WHAT TO PRODUCE: Of the lines in the entries, how many hold the word "ADPE"? Give that number alone.

RAW RECORDS:

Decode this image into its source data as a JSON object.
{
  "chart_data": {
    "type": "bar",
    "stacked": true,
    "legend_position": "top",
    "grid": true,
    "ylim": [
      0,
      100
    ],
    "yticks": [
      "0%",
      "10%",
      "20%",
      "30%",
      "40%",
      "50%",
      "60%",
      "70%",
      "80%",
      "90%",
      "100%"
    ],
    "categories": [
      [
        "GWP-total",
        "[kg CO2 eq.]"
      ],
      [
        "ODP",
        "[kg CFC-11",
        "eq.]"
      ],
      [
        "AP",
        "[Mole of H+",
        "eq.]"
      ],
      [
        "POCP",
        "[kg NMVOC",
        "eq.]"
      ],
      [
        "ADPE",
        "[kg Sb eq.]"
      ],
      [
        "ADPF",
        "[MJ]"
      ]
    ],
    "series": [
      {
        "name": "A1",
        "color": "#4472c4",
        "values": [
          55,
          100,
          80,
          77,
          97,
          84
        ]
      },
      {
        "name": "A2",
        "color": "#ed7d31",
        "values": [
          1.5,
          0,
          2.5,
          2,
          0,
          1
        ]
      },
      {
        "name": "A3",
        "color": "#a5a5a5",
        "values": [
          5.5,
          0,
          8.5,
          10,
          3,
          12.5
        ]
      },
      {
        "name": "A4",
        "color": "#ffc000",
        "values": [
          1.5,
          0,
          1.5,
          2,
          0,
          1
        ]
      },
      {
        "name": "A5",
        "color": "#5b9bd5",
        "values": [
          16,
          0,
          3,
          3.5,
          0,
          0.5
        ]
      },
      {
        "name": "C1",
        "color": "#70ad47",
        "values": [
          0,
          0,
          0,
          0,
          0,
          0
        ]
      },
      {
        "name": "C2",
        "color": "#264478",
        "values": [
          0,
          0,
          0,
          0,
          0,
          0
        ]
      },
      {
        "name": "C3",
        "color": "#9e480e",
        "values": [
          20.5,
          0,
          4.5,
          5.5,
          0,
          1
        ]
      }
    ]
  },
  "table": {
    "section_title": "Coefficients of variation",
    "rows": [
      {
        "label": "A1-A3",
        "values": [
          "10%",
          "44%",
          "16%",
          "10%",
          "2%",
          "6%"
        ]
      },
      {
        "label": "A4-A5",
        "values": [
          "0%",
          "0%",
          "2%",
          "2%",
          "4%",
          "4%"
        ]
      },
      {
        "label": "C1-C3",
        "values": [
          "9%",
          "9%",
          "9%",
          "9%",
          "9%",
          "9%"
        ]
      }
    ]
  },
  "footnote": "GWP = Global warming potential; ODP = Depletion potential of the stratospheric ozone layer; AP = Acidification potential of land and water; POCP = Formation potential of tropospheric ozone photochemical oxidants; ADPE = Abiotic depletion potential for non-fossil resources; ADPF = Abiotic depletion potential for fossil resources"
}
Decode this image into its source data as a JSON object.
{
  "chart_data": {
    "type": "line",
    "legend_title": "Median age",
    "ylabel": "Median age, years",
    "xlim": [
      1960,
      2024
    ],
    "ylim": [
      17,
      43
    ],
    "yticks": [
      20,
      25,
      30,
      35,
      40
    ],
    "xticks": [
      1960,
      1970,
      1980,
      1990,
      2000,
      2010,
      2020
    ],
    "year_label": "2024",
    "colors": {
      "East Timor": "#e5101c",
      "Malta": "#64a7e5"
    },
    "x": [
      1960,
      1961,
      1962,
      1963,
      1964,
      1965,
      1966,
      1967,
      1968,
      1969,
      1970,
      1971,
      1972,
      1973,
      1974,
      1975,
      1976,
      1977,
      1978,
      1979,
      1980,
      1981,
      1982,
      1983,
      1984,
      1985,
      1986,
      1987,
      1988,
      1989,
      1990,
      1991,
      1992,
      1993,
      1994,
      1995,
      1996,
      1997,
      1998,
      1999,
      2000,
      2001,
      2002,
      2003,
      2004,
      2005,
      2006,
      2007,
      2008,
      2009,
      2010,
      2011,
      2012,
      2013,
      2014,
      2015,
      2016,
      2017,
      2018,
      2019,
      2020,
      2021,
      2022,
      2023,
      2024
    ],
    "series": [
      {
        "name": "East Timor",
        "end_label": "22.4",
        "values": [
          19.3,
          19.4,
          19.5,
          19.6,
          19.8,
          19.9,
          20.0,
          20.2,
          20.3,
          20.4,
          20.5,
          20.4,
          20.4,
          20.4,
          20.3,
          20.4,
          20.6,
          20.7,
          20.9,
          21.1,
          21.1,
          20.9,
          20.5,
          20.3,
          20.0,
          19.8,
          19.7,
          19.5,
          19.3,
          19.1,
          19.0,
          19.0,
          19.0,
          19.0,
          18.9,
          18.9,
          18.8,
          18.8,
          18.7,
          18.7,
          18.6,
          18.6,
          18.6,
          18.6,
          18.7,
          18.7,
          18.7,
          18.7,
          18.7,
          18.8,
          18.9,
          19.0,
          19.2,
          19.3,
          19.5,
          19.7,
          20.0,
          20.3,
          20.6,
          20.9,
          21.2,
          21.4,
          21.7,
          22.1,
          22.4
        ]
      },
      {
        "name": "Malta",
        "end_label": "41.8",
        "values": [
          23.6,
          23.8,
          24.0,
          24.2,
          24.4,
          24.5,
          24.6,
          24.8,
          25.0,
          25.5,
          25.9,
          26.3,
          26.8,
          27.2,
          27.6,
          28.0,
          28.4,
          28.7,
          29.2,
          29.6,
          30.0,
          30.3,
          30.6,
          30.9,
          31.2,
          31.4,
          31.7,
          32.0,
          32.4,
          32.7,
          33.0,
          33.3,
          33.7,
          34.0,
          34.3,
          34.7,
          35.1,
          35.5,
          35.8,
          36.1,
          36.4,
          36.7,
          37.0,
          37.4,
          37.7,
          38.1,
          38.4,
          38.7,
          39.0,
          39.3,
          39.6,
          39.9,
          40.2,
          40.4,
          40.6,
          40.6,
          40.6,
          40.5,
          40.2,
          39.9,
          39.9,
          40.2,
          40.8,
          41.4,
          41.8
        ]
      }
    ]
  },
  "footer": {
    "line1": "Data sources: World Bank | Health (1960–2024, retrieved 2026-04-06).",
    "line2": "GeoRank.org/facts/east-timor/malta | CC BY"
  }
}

THE RESULT: 2